[Provided records]:
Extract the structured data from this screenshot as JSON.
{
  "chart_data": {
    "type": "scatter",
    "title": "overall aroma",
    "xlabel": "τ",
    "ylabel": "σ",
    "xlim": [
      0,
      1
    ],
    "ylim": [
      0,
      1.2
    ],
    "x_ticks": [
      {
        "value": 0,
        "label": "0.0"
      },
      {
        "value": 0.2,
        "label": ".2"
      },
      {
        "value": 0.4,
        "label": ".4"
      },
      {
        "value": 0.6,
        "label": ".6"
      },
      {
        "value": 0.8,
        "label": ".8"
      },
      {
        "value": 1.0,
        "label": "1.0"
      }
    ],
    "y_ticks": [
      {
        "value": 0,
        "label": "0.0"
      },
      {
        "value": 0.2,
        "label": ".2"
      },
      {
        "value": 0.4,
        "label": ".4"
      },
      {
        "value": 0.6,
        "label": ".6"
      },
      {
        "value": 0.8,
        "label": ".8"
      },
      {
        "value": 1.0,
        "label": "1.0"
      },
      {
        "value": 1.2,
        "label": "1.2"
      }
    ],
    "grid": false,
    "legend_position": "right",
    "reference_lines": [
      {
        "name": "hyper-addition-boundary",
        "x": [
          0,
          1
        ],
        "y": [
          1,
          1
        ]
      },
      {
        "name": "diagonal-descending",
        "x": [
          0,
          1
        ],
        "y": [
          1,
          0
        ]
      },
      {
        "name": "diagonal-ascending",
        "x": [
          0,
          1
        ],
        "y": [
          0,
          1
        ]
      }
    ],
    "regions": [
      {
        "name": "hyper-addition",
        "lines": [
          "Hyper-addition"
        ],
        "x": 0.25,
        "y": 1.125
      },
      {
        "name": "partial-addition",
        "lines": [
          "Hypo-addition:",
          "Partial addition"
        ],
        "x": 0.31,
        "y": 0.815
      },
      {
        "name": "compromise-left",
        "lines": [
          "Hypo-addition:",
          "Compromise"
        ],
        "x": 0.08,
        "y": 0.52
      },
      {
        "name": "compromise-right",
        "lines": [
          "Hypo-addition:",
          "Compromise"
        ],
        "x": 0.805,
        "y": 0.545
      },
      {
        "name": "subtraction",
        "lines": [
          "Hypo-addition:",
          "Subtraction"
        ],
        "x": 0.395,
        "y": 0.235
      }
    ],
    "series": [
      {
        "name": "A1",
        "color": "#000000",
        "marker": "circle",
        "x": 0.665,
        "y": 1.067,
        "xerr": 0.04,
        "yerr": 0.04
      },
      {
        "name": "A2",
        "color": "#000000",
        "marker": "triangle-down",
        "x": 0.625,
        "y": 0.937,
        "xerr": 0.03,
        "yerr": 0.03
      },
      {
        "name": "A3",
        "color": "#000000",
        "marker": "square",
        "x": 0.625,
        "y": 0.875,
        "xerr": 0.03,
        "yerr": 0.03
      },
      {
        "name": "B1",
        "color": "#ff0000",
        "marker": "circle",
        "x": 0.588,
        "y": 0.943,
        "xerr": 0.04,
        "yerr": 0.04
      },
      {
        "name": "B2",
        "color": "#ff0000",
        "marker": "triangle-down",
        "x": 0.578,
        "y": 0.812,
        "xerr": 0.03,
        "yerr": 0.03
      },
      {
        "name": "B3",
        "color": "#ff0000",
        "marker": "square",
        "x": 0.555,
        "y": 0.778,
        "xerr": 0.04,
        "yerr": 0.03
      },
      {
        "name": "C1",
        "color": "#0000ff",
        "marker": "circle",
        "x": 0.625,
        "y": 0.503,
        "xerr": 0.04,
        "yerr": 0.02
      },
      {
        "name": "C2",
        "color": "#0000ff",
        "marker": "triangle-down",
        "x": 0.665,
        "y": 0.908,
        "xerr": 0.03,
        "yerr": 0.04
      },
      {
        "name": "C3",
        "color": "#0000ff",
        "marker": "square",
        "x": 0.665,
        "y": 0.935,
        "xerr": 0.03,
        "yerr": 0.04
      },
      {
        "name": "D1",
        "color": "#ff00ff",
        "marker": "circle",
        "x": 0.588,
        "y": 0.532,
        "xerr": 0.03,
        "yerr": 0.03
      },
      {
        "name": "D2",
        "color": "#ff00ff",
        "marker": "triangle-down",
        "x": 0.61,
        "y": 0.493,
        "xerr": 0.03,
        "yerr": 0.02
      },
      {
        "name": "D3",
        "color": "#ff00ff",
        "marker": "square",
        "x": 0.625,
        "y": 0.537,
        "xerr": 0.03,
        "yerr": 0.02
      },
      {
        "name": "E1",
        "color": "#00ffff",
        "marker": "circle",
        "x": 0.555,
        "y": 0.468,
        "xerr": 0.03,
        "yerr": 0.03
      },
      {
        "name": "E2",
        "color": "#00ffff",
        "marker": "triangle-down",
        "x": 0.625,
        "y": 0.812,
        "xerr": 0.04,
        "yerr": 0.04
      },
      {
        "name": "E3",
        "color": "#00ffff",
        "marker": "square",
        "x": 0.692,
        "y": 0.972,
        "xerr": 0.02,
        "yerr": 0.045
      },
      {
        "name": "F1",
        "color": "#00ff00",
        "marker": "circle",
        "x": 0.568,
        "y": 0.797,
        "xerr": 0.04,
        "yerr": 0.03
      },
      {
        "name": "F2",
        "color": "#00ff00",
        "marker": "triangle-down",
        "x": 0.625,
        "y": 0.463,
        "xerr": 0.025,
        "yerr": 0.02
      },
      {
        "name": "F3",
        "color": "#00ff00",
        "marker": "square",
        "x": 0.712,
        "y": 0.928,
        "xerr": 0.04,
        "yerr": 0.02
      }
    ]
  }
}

[Goal]: Whenever "right" turns up in a line, pick that line out.

[Task solution]:
    "legend_position": "right",
        "name": "compromise-right",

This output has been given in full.